• RECORD SET

+++

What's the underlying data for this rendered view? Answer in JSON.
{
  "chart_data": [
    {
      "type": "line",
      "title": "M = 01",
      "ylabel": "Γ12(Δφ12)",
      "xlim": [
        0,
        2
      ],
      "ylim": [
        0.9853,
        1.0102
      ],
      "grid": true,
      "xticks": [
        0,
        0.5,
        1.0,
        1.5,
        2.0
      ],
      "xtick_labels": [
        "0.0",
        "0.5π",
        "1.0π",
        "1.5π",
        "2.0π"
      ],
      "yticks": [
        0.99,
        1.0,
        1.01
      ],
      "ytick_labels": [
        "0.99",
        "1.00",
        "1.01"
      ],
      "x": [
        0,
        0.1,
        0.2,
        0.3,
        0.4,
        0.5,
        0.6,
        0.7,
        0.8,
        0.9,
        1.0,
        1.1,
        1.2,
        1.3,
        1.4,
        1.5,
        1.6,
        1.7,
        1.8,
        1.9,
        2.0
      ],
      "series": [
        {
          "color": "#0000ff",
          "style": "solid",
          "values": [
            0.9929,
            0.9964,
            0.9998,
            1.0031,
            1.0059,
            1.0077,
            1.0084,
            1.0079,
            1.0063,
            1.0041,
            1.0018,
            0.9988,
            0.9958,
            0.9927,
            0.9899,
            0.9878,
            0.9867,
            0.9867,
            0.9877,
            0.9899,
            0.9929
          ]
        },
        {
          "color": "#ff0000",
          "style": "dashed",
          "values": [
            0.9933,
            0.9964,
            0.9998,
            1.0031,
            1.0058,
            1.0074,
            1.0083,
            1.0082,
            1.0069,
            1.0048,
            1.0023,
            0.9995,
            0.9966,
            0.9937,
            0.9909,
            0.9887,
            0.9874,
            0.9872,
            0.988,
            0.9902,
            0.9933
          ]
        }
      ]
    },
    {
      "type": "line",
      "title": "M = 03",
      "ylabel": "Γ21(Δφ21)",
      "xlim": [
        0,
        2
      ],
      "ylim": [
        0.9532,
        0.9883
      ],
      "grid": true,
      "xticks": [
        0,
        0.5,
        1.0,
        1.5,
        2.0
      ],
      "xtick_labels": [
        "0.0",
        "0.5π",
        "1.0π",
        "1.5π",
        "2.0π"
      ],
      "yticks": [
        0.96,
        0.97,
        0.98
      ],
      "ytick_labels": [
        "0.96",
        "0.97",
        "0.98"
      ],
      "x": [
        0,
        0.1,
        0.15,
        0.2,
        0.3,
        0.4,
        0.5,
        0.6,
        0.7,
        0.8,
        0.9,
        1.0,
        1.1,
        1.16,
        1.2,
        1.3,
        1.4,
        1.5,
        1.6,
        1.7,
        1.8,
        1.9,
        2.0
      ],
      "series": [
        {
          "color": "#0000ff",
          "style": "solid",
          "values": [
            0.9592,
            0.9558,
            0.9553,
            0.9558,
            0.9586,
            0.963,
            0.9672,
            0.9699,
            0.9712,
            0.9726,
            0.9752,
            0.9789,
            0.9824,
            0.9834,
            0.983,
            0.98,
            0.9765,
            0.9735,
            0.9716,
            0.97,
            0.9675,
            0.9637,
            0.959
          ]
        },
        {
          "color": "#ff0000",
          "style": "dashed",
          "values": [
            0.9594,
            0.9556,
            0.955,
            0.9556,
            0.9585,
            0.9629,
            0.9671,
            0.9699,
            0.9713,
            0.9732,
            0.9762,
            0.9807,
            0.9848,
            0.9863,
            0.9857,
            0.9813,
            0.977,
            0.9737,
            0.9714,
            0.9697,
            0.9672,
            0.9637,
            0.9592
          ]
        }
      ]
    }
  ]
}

+++

• WHAT IS REQUIRED
Quote each line of the data above exactly as written.

• SOLUTION TO THIS TASK
What's the underlying data for this rendered view? Answer in JSON.
{
  "chart_data": [
    {
      "type": "line",
      "title": "M = 01",
      "ylabel": "Γ12(Δφ12)",
      "xlim": [
        0,
        2
      ],
      "ylim": [
        0.9853,
        1.0102
      ],
      "grid": true,
      "xticks": [
        0,
        0.5,
        1.0,
        1.5,
        2.0
      ],
      "xtick_labels": [
        "0.0",
        "0.5π",
        "1.0π",
        "1.5π",
        "2.0π"
      ],
      "yticks": [
        0.99,
        1.0,
        1.01
      ],
      "ytick_labels": [
        "0.99",
        "1.00",
        "1.01"
      ],
      "x": [
        0,
        0.1,
        0.2,
        0.3,
        0.4,
        0.5,
        0.6,
        0.7,
        0.8,
        0.9,
        1.0,
        1.1,
        1.2,
        1.3,
        1.4,
        1.5,
        1.6,
        1.7,
        1.8,
        1.9,
        2.0
      ],
      "series": [
        {
          "color": "#0000ff",
          "style": "solid",
          "values": [
            0.9929,
            0.9964,
            0.9998,
            1.0031,
            1.0059,
            1.0077,
            1.0084,
            1.0079,
            1.0063,
            1.0041,
            1.0018,
            0.9988,
            0.9958,
            0.9927,
            0.9899,
            0.9878,
            0.9867,
            0.9867,
            0.9877,
            0.9899,
            0.9929
          ]
        },
        {
          "color": "#ff0000",
          "style": "dashed",
          "values": [
            0.9933,
            0.9964,
            0.9998,
            1.0031,
            1.0058,
            1.0074,
            1.0083,
            1.0082,
            1.0069,
            1.0048,
            1.0023,
            0.9995,
            0.9966,
            0.9937,
            0.9909,
            0.9887,
            0.9874,
            0.9872,
            0.988,
            0.9902,
            0.9933
          ]
        }
      ]
    },
    {
      "type": "line",
      "title": "M = 03",
      "ylabel": "Γ21(Δφ21)",
      "xlim": [
        0,
        2
      ],
      "ylim": [
        0.9532,
        0.9883
      ],
      "grid": true,
      "xticks": [
        0,
        0.5,
        1.0,
        1.5,
        2.0
      ],
      "xtick_labels": [
        "0.0",
        "0.5π",
        "1.0π",
        "1.5π",
        "2.0π"
      ],
      "yticks": [
        0.96,
        0.97,
        0.98
      ],
      "ytick_labels": [
        "0.96",
        "0.97",
        "0.98"
      ],
      "x": [
        0,
        0.1,
        0.15,
        0.2,
        0.3,
        0.4,
        0.5,
        0.6,
        0.7,
        0.8,
        0.9,
        1.0,
        1.1,
        1.16,
        1.2,
        1.3,
        1.4,
        1.5,
        1.6,
        1.7,
        1.8,
        1.9,
        2.0
      ],
      "series": [
        {
          "color": "#0000ff",
          "style": "solid",
          "values": [
            0.9592,
            0.9558,
            0.9553,
            0.9558,
            0.9586,
            0.963,
            0.9672,
            0.9699,
            0.9712,
            0.9726,
            0.9752,
            0.9789,
            0.9824,
            0.9834,
            0.983,
            0.98,
            0.9765,
            0.9735,
            0.9716,
            0.97,
            0.9675,
            0.9637,
            0.959
          ]
        },
        {
          "color": "#ff0000",
          "style": "dashed",
          "values": [
            0.9594,
            0.9556,
            0.955,
            0.9556,
            0.9585,
            0.9629,
            0.9671,
            0.9699,
            0.9713,
            0.9732,
            0.9762,
            0.9807,
            0.9848,
            0.9863,
            0.9857,
            0.9813,
            0.977,
            0.9737,
            0.9714,
            0.9697,
            0.9672,
            0.9637,
            0.9592
          ]
        }
      ]
    }
  ]
}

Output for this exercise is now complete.